━━━ MATERIAL FOR THIS EXERCISE

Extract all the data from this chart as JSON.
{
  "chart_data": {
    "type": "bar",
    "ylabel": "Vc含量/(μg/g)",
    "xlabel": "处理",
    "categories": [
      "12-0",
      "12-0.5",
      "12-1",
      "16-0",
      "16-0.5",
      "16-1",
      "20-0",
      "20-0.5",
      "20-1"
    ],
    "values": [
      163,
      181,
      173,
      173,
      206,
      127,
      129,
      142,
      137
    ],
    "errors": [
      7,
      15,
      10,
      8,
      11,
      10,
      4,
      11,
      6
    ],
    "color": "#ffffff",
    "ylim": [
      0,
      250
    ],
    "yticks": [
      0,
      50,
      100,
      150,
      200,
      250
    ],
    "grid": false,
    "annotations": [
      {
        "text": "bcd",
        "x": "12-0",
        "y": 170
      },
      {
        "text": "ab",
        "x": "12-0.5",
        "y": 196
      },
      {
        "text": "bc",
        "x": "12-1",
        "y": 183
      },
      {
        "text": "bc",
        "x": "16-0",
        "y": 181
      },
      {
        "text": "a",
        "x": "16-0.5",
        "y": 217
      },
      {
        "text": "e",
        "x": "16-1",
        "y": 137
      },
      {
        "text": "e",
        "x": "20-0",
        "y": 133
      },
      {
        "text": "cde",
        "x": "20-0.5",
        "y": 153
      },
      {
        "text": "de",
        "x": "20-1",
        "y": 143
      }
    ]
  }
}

━━━━━━

▸ YOUR INSTRUCTIONS
Write every record out again, unaltered.

▸ REPLY
Extract all the data from this chart as JSON.
{
  "chart_data": {
    "type": "bar",
    "ylabel": "Vc含量/(μg/g)",
    "xlabel": "处理",
    "categories": [
      "12-0",
      "12-0.5",
      "12-1",
      "16-0",
      "16-0.5",
      "16-1",
      "20-0",
      "20-0.5",
      "20-1"
    ],
    "values": [
      163,
      181,
      173,
      173,
      206,
      127,
      129,
      142,
      137
    ],
    "errors": [
      7,
      15,
      10,
      8,
      11,
      10,
      4,
      11,
      6
    ],
    "color": "#ffffff",
    "ylim": [
      0,
      250
    ],
    "yticks": [
      0,
      50,
      100,
      150,
      200,
      250
    ],
    "grid": false,
    "annotations": [
      {
        "text": "bcd",
        "x": "12-0",
        "y": 170
      },
      {
        "text": "ab",
        "x": "12-0.5",
        "y": 196
      },
      {
        "text": "bc",
        "x": "12-1",
        "y": 183
      },
      {
        "text": "bc",
        "x": "16-0",
        "y": 181
      },
      {
        "text": "a",
        "x": "16-0.5",
        "y": 217
      },
      {
        "text": "e",
        "x": "16-1",
        "y": 137
      },
      {
        "text": "e",
        "x": "20-0",
        "y": 133
      },
      {
        "text": "cde",
        "x": "20-0.5",
        "y": 153
      },
      {
        "text": "de",
        "x": "20-1",
        "y": 143
      }
    ]
  }
}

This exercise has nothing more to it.